-- GIVEN PROBLEM --
Report the count of lines where the string "ylabel" appears, and nothing else.

[Dataset entries on figures]
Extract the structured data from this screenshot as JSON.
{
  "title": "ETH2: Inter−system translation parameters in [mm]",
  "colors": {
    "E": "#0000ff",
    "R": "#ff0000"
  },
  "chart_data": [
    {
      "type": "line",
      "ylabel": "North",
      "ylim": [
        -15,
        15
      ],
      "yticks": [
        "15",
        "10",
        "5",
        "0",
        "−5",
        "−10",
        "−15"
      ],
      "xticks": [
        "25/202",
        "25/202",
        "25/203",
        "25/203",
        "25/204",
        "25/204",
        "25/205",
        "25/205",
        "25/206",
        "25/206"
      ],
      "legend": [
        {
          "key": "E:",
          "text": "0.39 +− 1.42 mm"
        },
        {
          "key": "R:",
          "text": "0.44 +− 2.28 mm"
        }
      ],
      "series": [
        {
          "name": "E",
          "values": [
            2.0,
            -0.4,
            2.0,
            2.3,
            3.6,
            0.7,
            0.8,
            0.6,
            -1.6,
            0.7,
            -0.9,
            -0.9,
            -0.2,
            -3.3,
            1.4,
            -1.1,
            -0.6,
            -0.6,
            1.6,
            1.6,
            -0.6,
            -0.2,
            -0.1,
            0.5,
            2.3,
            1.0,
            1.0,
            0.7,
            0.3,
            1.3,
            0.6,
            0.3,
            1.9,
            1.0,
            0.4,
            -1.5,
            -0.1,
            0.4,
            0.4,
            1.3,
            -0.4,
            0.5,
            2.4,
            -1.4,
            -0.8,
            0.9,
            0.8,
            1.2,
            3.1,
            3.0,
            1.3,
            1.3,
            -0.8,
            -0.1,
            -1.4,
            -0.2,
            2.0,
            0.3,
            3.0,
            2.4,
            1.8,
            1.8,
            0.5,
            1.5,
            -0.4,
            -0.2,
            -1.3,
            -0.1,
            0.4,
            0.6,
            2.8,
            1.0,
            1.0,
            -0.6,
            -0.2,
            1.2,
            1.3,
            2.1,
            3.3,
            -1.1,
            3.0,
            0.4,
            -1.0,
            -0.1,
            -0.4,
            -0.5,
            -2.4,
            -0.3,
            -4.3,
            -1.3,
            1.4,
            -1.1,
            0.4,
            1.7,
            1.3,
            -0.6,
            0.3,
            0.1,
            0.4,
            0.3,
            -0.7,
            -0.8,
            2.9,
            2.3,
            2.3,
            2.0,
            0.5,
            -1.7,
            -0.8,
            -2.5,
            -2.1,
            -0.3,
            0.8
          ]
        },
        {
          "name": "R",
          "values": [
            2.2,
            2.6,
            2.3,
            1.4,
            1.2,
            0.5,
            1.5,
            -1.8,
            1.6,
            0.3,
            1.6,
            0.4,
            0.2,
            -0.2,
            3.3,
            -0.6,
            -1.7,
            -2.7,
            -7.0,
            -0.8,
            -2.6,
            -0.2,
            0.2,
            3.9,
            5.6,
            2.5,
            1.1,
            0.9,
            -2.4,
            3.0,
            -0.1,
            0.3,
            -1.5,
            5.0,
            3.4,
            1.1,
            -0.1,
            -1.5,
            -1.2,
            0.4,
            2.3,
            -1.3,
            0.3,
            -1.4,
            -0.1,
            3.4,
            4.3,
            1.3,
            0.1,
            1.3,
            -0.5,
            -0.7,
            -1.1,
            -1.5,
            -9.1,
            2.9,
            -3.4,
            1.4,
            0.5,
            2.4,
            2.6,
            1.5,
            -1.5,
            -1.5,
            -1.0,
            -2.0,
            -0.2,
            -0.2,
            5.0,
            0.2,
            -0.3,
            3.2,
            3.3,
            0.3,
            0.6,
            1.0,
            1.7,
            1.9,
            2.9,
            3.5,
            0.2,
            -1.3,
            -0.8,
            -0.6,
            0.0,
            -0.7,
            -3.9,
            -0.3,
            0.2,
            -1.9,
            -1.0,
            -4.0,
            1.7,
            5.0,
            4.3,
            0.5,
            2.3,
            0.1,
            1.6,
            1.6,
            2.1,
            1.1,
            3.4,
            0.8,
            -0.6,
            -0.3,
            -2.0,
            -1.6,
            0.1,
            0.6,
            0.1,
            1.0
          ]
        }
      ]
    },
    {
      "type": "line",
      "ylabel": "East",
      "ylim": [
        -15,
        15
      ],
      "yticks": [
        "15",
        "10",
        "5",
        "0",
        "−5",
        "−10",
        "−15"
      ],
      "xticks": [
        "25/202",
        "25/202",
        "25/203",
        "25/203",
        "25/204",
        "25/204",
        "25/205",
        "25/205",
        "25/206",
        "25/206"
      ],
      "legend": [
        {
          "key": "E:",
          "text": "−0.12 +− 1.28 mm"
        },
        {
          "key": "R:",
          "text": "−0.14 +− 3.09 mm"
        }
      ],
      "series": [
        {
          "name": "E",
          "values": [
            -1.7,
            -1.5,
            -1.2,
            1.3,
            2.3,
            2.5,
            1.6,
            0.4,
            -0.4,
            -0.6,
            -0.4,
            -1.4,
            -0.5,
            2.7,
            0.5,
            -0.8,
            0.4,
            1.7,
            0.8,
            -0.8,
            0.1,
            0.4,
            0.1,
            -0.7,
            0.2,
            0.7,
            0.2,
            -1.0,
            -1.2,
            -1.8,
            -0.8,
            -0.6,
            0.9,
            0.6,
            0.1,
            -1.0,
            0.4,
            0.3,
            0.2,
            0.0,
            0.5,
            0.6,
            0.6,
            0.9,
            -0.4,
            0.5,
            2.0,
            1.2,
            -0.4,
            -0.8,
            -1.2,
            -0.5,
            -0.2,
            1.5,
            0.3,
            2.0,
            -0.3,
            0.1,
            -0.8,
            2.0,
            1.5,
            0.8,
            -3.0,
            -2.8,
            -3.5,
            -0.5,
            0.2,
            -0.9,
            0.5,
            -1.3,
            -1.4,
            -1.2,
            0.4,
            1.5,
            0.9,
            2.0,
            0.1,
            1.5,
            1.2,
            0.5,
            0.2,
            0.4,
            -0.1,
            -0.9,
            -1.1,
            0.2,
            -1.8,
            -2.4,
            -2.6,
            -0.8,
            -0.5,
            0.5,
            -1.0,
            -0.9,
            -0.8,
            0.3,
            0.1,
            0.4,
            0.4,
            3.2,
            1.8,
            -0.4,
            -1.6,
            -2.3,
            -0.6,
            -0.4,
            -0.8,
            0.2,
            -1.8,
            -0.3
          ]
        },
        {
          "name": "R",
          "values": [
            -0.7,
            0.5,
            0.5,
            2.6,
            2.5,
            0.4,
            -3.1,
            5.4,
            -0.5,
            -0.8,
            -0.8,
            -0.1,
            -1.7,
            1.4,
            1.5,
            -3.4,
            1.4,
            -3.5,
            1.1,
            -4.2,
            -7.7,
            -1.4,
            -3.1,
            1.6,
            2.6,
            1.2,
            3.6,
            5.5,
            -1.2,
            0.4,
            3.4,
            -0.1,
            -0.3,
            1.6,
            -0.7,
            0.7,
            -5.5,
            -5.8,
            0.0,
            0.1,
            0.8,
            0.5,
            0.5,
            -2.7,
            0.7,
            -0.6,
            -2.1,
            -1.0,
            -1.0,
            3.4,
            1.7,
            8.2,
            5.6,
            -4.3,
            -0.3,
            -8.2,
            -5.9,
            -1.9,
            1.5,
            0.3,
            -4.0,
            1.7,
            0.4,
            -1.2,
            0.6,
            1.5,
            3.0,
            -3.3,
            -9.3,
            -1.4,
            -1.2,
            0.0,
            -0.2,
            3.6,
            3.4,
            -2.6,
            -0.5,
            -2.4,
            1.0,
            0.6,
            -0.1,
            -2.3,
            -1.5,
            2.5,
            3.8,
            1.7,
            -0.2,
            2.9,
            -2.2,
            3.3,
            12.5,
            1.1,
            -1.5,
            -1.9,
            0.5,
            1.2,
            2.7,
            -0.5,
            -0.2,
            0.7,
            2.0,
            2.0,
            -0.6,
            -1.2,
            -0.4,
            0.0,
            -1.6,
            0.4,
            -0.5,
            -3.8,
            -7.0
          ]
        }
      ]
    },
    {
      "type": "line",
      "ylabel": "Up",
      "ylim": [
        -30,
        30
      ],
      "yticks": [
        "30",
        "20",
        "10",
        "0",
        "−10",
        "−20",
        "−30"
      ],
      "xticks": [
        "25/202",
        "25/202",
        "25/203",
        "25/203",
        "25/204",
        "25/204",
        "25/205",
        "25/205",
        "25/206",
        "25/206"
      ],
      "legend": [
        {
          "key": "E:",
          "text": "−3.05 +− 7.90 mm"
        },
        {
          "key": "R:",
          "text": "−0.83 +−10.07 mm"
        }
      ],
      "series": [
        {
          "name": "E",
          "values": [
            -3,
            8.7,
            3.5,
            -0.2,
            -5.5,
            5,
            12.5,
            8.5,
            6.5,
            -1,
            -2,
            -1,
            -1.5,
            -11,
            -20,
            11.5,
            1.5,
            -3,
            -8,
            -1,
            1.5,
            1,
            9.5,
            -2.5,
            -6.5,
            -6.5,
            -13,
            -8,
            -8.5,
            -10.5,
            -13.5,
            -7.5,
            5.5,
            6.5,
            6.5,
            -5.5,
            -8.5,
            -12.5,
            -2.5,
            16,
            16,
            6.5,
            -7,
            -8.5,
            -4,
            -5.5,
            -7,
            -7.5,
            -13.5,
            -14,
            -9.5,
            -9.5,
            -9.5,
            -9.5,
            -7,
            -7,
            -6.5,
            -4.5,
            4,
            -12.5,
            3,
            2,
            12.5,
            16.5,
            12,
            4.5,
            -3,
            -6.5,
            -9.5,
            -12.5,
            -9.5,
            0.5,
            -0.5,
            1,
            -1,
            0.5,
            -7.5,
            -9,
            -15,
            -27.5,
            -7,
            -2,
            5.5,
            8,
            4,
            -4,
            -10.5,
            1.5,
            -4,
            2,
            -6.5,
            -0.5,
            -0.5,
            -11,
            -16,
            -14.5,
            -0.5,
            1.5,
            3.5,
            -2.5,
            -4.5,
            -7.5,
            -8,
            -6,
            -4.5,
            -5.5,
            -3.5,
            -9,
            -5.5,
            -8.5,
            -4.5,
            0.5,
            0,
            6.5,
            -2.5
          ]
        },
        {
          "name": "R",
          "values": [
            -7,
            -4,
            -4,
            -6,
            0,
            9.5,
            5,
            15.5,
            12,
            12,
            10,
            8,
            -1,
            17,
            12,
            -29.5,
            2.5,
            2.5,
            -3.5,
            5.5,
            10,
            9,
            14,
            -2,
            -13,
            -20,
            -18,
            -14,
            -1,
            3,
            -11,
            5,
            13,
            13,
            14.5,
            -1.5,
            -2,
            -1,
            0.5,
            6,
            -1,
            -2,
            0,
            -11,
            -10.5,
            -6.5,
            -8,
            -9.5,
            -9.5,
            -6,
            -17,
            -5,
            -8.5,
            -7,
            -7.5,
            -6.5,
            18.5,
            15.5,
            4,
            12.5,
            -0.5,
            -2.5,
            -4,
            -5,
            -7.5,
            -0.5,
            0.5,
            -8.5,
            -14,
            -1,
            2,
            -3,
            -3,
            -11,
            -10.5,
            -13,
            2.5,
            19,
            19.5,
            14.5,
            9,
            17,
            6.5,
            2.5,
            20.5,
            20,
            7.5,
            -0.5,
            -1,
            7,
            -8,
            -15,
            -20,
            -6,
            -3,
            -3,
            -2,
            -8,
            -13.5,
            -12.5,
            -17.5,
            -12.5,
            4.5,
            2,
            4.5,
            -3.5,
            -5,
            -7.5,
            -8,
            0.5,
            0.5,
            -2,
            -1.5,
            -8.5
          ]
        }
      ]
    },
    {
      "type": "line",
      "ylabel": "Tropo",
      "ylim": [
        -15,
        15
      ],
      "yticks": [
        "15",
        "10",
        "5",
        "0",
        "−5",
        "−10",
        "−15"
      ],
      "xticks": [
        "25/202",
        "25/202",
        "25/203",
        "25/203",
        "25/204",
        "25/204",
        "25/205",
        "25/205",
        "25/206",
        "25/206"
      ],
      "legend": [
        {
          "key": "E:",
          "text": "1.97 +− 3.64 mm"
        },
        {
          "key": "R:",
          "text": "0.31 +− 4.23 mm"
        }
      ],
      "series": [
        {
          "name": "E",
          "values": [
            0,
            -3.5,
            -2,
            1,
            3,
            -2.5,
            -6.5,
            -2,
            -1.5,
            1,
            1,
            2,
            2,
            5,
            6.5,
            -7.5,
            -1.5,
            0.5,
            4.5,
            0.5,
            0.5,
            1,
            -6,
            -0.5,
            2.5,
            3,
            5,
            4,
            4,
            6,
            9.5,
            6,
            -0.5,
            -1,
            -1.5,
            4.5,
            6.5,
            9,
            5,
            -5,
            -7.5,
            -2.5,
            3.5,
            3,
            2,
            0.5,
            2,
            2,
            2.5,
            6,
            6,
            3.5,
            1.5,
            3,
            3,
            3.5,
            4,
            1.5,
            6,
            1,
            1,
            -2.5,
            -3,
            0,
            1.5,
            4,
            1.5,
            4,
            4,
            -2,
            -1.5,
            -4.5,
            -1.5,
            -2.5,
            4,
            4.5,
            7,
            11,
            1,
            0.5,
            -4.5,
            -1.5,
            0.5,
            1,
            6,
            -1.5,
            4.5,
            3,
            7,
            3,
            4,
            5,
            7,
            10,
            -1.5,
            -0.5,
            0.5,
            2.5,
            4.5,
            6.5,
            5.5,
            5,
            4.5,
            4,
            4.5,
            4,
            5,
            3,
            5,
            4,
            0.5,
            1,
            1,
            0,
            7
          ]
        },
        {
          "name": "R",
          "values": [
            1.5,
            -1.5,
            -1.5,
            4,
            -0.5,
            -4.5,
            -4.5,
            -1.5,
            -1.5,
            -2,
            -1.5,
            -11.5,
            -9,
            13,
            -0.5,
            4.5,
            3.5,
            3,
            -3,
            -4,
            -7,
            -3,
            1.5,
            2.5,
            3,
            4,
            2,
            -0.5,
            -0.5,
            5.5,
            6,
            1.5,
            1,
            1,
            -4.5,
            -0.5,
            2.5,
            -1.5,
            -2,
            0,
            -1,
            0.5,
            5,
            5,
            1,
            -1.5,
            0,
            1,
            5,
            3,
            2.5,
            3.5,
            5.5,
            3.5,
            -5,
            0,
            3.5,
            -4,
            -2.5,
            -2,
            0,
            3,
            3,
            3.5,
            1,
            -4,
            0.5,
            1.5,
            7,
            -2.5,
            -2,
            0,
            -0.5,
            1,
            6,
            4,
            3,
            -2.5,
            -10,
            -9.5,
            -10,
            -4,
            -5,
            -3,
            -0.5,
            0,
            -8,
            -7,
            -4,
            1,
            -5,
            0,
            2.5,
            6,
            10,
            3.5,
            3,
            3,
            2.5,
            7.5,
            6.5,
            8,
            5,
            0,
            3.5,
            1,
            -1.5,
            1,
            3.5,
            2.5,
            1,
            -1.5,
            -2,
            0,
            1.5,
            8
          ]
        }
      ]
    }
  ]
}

-- WRITTEN SOLUTION --
4